Stored data
——————————
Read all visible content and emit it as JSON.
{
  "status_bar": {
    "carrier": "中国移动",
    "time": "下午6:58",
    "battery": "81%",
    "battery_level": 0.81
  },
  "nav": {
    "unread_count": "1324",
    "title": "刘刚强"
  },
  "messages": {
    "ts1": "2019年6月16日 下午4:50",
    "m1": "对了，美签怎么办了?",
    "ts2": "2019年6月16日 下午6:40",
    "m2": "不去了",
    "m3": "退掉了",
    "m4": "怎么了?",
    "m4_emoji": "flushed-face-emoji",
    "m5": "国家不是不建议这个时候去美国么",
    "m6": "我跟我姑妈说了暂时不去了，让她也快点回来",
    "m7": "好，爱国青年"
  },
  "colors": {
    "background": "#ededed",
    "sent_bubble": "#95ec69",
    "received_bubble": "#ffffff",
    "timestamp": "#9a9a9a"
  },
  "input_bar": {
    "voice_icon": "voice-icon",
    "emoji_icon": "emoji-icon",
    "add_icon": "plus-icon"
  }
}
——————————
TASK GOAL
Output all of the data above without any alteration.

TASK SOLUTION
Read all visible content and emit it as JSON.
{
  "status_bar": {
    "carrier": "中国移动",
    "time": "下午6:58",
    "battery": "81%",
    "battery_level": 0.81
  },
  "nav": {
    "unread_count": "1324",
    "title": "刘刚强"
  },
  "messages": {
    "ts1": "2019年6月16日 下午4:50",
    "m1": "对了，美签怎么办了?",
    "ts2": "2019年6月16日 下午6:40",
    "m2": "不去了",
    "m3": "退掉了",
    "m4": "怎么了?",
    "m4_emoji": "flushed-face-emoji",
    "m5": "国家不是不建议这个时候去美国么",
    "m6": "我跟我姑妈说了暂时不去了，让她也快点回来",
    "m7": "好，爱国青年"
  },
  "colors": {
    "background": "#ededed",
    "sent_bubble": "#95ec69",
    "received_bubble": "#ffffff",
    "timestamp": "#9a9a9a"
  },
  "input_bar": {
    "voice_icon": "voice-icon",
    "emoji_icon": "emoji-icon",
    "add_icon": "plus-icon"
  }
}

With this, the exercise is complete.